+++ 제시된 본문 +++
In [6]:
import glob
import os
import re
import tensorflow as tf

txt_file_path = 'data/lyrics/*'

txt_list = glob.glob(txt_file_path)

raw_corpus = []

# 여러개의 txt 파일을 모두 읽어서 raw_corpus 에 담습니다.
for txt_file in txt_list:
    with open(txt_file, "r") as f:
        raw = f.read().splitlines()
        raw_corpus.extend(raw)

print("데이터 크기:", len(raw_corpus))
print("Examples:\n", raw_corpus[:3])

def preprocess_sentence(sentence):
    sentence = sentence.lower().strip() # 1
    sentence = re.sub(r"([?.!,¿])", r" \1 ", sentence) # 2
    sentence = re.sub(r'[" "]+', " ", sentence) # 3
    sentence = re.sub(r"[^a-zA-Z?.!,¿]+", " ", sentence) # 4
    sentence = sentence.strip() # 5
    sentence = '<start> ' + sentence + ' <end>' # 6
    return sentence

corpus = []

for sentence in raw_corpus:
    size = len(sentence)
    # 우리가 원하지 않는 문장은 건너뜁니다
    if size == 0: continue
    if len(sentence.split()) > 15: continue

    # 정제를 하고 담아주세요
    preprocessed_sentence = preprocess_sentence(sentence)
+++ 발췌 데이터 +++
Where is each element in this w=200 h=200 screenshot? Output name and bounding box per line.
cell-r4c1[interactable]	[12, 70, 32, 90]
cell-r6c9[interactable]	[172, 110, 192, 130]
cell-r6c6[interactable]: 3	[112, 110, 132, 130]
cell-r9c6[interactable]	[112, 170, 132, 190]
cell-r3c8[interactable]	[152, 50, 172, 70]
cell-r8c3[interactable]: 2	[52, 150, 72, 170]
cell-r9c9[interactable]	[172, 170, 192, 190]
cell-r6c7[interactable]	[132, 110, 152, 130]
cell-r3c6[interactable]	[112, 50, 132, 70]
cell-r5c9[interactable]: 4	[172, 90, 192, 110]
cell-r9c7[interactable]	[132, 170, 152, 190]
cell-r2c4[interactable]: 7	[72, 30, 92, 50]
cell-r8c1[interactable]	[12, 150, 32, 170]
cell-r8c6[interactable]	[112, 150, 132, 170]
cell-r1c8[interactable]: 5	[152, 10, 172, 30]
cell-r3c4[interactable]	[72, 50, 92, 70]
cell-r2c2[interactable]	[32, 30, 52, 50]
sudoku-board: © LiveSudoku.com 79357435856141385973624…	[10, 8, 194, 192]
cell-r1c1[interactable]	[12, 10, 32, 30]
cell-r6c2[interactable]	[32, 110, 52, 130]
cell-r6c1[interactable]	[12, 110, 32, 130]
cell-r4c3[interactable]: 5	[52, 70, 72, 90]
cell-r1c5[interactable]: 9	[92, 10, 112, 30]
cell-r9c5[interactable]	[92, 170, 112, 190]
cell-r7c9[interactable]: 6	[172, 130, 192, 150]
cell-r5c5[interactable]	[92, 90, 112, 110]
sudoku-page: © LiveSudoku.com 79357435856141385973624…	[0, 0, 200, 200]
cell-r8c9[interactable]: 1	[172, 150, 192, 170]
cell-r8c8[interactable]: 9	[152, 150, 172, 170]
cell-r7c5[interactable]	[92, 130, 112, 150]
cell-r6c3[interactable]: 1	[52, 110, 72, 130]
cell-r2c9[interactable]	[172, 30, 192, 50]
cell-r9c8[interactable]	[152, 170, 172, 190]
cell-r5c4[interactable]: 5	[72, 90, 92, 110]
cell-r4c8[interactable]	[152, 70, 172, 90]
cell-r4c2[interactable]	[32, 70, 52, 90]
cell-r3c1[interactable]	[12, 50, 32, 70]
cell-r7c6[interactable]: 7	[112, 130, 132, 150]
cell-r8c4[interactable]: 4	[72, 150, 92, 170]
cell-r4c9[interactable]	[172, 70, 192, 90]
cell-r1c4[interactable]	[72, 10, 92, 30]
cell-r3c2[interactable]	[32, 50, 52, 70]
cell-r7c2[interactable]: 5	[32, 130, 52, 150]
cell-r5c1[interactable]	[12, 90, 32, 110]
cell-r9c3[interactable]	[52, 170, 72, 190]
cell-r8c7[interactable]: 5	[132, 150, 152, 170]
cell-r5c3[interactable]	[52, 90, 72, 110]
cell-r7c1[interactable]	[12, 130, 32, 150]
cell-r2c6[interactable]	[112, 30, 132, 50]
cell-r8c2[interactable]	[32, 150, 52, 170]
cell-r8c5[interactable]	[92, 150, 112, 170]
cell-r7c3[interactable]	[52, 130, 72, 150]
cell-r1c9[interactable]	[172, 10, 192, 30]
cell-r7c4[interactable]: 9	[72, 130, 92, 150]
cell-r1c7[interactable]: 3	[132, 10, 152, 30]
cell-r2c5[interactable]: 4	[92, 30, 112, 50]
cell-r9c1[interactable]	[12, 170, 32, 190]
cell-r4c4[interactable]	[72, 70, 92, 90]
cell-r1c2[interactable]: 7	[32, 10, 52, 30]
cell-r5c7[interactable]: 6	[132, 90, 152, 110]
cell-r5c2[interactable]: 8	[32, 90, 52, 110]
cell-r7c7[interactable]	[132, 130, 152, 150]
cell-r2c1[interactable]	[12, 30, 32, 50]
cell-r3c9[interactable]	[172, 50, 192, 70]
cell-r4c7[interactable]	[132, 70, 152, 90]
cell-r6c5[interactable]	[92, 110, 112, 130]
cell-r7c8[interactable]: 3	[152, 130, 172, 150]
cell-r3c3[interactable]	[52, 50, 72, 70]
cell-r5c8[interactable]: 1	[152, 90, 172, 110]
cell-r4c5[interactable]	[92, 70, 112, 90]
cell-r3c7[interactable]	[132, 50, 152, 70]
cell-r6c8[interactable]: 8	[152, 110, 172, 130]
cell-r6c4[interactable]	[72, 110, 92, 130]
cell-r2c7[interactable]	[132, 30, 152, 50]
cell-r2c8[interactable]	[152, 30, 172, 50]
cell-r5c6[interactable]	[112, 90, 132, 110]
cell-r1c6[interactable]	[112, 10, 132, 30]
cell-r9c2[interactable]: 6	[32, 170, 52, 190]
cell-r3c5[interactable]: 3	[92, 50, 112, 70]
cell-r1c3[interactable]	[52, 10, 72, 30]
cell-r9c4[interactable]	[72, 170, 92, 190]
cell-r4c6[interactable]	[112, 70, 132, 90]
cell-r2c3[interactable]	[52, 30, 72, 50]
+++
▶ 요청 내용
가사 데이터를 전처리하는 코드 본문을 마지막 줄 다음부터 이어서 작성하세요. 이 항목들은 여기서 다루는 작업과 아무 관련이 없습니다.

▶ 작업 답변
    corpus.append(preprocessed_sentence)

def tokenize(corpus):
    # 7000단어를 기억할 수 있는 tokenizer를 만들겁니다
    # 우리는 이미 문장을 정제했으니 filters가 필요없어요
    # 7000단어에 포함되지 못한 단어는 '<unk>'로 바꿀거에요
    tokenizer = tf.keras.preprocessing.text.Tokenizer(
        num_words=12000,
        filters=' ',
        oov_token="<unk>"
    )
    # corpus를 이용해 tokenizer 내부의 단어장을 완성합니다
    tokenizer.fit_on_texts(corpus)
    # 준비한 tokenizer를 이용해 corpus를 Tensor로 변환합니다
    tensor = tokenizer.texts_to_sequences(corpus)
    # 입력 데이터의 시퀀스 길이를 일정하게 맞춰줍니다
    # 만약 시퀀스가 짧다면 문장 뒤에 패딩을 붙여 길이를 맞춰줍니다.
    # 문장 앞에 패딩을 붙여 길이를 맞추고 싶다면 padding='pre'를 사용합니다
    tensor = tf.keras.preprocessing.sequence.pad_sequences(tensor, padding='post')


    # print(tensor,tokenizer)
    return tensor, tokenizer

tensor, tokenizer = tokenize(corpus)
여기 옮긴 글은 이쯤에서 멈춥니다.